↓
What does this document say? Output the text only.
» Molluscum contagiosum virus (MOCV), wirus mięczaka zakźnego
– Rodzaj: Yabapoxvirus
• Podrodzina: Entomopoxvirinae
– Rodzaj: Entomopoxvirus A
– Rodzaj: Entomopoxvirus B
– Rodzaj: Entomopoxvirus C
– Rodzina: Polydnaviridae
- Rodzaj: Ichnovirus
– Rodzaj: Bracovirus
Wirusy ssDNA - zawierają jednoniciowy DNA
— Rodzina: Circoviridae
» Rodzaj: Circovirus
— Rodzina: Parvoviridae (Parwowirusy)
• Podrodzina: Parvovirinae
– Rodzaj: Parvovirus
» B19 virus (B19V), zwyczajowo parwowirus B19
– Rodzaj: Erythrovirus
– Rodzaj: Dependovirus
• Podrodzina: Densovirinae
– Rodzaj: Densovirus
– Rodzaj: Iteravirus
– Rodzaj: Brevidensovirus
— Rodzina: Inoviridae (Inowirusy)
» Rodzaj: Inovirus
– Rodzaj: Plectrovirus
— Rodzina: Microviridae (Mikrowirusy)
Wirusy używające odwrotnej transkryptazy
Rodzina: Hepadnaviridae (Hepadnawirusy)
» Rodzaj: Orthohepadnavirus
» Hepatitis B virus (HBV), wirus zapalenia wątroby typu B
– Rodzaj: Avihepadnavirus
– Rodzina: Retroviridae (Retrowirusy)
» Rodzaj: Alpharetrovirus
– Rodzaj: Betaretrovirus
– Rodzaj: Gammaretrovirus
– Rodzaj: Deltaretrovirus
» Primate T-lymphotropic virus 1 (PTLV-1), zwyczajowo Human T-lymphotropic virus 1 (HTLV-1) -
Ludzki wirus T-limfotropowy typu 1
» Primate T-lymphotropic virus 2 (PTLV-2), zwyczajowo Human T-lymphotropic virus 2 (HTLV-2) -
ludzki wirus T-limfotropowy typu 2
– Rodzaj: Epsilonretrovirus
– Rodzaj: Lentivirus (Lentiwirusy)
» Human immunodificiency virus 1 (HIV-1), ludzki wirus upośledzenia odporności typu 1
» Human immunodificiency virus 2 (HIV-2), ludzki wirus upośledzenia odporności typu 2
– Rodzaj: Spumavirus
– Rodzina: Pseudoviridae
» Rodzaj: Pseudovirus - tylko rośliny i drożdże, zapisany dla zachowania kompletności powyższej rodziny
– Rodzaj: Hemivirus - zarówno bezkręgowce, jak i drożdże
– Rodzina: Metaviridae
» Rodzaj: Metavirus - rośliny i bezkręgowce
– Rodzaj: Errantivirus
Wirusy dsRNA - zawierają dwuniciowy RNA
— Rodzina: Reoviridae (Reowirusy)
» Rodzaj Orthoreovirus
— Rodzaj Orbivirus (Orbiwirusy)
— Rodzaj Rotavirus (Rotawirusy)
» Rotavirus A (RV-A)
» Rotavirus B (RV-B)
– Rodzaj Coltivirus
↑
What the task asks: Write the listing out again in full, exactly as it stands above.

Output of the task:
What does this document say? Output the text only.
» Molluscum contagiosum virus (MOCV), wirus mięczaka zakźnego
– Rodzaj: Yabapoxvirus
• Podrodzina: Entomopoxvirinae
– Rodzaj: Entomopoxvirus A
– Rodzaj: Entomopoxvirus B
– Rodzaj: Entomopoxvirus C
– Rodzina: Polydnaviridae
- Rodzaj: Ichnovirus
– Rodzaj: Bracovirus
Wirusy ssDNA - zawierają jednoniciowy DNA
— Rodzina: Circoviridae
» Rodzaj: Circovirus
— Rodzina: Parvoviridae (Parwowirusy)
• Podrodzina: Parvovirinae
– Rodzaj: Parvovirus
» B19 virus (B19V), zwyczajowo parwowirus B19
– Rodzaj: Erythrovirus
– Rodzaj: Dependovirus
• Podrodzina: Densovirinae
– Rodzaj: Densovirus
– Rodzaj: Iteravirus
– Rodzaj: Brevidensovirus
— Rodzina: Inoviridae (Inowirusy)
» Rodzaj: Inovirus
– Rodzaj: Plectrovirus
— Rodzina: Microviridae (Mikrowirusy)
Wirusy używające odwrotnej transkryptazy
Rodzina: Hepadnaviridae (Hepadnawirusy)
» Rodzaj: Orthohepadnavirus
» Hepatitis B virus (HBV), wirus zapalenia wątroby typu B
– Rodzaj: Avihepadnavirus
– Rodzina: Retroviridae (Retrowirusy)
» Rodzaj: Alpharetrovirus
– Rodzaj: Betaretrovirus
– Rodzaj: Gammaretrovirus
– Rodzaj: Deltaretrovirus
» Primate T-lymphotropic virus 1 (PTLV-1), zwyczajowo Human T-lymphotropic virus 1 (HTLV-1) -
Ludzki wirus T-limfotropowy typu 1
» Primate T-lymphotropic virus 2 (PTLV-2), zwyczajowo Human T-lymphotropic virus 2 (HTLV-2) -
ludzki wirus T-limfotropowy typu 2
– Rodzaj: Epsilonretrovirus
– Rodzaj: Lentivirus (Lentiwirusy)
» Human immunodificiency virus 1 (HIV-1), ludzki wirus upośledzenia odporności typu 1
» Human immunodificiency virus 2 (HIV-2), ludzki wirus upośledzenia odporności typu 2
– Rodzaj: Spumavirus
– Rodzina: Pseudoviridae
» Rodzaj: Pseudovirus - tylko rośliny i drożdże, zapisany dla zachowania kompletności powyższej rodziny
– Rodzaj: Hemivirus - zarówno bezkręgowce, jak i drożdże
– Rodzina: Metaviridae
» Rodzaj: Metavirus - rośliny i bezkręgowce
– Rodzaj: Errantivirus
Wirusy dsRNA - zawierają dwuniciowy RNA
— Rodzina: Reoviridae (Reowirusy)
» Rodzaj Orthoreovirus
— Rodzaj Orbivirus (Orbiwirusy)
— Rodzaj Rotavirus (Rotawirusy)
» Rotavirus A (RV-A)
» Rotavirus B (RV-B)
– Rodzaj Coltivirus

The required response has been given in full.